» **Exercise directions**:
Keep only the lines of the listing that include the word "License", and copy them.

» **The input**:
______________________________

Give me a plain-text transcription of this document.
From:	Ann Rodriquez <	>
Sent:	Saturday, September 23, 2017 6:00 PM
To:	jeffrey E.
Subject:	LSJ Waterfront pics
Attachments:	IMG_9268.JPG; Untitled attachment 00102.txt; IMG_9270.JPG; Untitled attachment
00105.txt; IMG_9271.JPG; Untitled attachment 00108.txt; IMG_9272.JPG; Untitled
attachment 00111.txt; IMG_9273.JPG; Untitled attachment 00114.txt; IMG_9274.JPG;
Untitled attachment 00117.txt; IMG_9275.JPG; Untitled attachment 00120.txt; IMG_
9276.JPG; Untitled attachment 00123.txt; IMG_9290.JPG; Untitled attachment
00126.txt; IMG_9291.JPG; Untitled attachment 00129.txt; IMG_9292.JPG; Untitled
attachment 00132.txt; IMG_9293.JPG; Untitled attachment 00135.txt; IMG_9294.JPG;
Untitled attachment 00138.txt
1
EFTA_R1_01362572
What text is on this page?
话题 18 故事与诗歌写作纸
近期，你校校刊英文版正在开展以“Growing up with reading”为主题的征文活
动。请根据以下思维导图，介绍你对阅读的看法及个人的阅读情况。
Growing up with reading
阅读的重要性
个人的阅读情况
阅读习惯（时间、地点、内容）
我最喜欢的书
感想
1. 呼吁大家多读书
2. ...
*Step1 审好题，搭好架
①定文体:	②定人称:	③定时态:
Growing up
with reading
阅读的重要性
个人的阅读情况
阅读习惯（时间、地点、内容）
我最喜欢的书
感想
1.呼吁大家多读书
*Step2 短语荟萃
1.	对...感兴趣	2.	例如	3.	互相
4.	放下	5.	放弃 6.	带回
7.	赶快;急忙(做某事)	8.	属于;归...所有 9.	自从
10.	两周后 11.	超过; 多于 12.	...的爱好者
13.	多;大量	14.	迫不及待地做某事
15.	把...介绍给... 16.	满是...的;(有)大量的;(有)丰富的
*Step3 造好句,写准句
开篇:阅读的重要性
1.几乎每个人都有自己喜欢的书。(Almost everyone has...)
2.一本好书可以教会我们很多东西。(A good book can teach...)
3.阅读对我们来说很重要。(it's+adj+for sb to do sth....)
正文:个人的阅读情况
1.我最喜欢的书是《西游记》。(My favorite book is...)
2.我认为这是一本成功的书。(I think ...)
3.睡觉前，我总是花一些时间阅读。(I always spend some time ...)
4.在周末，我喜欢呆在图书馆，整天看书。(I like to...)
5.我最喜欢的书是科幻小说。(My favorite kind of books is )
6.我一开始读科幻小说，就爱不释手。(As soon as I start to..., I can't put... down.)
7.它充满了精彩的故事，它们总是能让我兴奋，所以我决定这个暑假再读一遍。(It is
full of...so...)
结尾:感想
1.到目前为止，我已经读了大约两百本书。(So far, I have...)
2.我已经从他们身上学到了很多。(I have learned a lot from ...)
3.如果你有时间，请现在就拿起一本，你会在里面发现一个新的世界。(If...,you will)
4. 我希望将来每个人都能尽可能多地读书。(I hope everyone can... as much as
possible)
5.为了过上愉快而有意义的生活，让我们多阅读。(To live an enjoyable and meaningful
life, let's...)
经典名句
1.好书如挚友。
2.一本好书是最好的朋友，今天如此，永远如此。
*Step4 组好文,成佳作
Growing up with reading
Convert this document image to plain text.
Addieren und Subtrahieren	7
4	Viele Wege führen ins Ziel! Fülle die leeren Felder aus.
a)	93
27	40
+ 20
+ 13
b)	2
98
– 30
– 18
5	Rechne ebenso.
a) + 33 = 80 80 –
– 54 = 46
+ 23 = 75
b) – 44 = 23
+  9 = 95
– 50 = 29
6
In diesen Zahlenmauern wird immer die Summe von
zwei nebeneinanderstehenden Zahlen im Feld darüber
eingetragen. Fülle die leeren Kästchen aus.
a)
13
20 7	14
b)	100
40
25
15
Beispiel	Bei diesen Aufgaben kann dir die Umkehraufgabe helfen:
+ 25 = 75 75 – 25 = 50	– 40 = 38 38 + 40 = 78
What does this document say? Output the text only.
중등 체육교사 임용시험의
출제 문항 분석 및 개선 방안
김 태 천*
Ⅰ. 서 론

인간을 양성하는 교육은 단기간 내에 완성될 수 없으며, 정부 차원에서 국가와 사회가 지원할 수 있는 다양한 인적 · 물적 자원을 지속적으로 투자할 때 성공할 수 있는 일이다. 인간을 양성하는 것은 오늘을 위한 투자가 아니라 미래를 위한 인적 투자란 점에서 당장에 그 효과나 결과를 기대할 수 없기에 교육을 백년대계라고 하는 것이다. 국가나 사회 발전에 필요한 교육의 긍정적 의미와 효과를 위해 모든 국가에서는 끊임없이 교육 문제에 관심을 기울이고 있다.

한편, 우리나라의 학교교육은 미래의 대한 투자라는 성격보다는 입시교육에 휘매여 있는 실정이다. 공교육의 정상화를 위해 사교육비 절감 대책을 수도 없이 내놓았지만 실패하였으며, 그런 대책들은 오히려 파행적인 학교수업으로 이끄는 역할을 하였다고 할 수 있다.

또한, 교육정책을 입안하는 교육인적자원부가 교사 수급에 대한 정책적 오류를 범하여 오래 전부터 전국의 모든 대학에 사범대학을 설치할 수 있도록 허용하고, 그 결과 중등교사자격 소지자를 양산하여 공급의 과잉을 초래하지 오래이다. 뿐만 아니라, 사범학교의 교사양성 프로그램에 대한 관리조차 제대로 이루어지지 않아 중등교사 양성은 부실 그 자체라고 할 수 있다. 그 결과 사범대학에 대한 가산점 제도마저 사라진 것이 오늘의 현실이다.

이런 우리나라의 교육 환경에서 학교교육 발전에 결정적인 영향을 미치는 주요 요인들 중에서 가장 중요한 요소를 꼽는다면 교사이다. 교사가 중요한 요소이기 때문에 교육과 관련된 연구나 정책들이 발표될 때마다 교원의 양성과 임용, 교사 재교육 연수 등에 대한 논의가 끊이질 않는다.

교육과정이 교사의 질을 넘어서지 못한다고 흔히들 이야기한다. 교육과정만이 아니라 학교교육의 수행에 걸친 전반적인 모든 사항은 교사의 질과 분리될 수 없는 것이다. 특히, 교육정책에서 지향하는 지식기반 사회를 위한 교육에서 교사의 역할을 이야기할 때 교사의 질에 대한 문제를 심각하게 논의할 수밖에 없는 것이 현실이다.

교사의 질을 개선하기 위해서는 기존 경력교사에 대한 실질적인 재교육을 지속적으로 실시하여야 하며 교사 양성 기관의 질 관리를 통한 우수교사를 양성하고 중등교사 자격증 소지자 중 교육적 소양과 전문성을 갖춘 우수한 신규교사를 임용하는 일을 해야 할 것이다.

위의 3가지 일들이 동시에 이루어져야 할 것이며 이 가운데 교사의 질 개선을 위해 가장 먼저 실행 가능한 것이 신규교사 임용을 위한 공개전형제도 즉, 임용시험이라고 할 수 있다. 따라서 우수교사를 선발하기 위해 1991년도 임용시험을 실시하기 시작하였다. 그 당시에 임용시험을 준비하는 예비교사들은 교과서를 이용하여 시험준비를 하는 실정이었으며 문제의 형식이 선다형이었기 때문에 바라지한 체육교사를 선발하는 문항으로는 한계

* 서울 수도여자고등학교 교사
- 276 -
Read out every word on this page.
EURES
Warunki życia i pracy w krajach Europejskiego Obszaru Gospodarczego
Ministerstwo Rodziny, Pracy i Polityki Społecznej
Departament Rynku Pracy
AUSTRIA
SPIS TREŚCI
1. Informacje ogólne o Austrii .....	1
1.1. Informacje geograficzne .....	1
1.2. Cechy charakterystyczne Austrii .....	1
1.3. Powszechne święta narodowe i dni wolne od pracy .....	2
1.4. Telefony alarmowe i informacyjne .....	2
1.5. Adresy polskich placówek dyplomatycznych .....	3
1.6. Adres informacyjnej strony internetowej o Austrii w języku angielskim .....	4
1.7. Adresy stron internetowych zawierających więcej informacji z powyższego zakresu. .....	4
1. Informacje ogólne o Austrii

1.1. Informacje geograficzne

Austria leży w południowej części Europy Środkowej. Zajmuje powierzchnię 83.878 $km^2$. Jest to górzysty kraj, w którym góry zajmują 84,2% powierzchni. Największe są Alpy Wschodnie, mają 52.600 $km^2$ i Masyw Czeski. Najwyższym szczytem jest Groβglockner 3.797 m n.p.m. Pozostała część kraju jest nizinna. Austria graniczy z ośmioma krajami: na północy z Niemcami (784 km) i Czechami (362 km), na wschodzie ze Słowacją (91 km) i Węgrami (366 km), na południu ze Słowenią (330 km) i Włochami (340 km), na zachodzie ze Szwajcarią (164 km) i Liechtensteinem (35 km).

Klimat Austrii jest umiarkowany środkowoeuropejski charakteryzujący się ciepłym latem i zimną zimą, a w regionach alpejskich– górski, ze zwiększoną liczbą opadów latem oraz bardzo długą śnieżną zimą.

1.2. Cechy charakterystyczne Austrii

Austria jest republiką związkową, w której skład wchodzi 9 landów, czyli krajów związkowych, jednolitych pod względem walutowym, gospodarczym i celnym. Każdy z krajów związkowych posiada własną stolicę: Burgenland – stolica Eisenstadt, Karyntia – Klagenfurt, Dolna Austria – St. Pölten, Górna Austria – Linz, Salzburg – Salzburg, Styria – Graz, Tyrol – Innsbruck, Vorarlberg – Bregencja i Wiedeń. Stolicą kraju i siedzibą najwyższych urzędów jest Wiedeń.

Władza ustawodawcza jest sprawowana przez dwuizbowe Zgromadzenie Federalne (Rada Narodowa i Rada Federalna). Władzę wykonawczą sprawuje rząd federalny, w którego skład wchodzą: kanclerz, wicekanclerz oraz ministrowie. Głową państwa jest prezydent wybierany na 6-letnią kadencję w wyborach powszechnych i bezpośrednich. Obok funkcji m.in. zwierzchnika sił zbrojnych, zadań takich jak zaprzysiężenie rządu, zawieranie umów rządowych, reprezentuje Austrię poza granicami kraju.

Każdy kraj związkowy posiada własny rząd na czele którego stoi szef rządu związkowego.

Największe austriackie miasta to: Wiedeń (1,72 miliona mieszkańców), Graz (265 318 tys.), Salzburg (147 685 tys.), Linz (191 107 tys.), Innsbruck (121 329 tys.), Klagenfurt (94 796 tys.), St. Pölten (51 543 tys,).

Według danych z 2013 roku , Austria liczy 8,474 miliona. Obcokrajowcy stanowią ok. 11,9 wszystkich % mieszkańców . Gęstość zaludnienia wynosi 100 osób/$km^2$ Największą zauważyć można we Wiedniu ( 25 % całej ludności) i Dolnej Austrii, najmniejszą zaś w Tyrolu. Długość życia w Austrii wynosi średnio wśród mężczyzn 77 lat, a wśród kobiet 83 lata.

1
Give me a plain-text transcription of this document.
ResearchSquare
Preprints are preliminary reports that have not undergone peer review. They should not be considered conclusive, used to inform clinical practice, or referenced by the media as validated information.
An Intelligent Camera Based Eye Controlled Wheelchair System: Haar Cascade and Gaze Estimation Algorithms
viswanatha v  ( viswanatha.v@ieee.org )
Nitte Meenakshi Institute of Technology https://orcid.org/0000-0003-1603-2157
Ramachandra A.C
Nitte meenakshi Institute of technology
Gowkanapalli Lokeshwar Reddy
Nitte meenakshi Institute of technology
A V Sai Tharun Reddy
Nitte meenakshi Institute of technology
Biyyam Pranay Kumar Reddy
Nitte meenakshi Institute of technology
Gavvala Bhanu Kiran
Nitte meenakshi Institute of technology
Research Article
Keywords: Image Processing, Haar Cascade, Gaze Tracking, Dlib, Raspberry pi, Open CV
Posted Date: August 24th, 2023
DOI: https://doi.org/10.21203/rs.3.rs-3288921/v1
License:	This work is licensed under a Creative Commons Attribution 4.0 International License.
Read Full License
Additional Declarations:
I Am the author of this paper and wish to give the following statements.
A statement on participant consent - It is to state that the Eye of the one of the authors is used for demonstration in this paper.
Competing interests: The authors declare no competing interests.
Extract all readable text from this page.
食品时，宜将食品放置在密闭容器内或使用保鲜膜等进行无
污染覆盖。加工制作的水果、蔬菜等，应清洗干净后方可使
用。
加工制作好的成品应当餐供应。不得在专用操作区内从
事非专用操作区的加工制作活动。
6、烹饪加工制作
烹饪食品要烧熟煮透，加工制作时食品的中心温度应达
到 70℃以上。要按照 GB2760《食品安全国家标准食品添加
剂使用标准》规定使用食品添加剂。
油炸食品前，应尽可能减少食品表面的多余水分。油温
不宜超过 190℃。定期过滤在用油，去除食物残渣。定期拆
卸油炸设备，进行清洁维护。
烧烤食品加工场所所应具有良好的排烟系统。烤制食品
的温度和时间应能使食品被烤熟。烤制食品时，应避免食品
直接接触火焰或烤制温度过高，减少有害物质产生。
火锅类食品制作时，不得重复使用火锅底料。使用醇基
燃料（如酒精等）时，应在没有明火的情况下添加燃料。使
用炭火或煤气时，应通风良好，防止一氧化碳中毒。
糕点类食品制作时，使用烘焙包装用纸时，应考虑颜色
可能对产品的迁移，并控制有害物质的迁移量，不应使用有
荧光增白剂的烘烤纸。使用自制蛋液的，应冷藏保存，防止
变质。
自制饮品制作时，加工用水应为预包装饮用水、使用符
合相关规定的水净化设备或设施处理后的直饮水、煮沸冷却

______________________________

» **Completed task**:
License:	This work is licensed under a Creative Commons Attribution 4.0 International License.
Read Full License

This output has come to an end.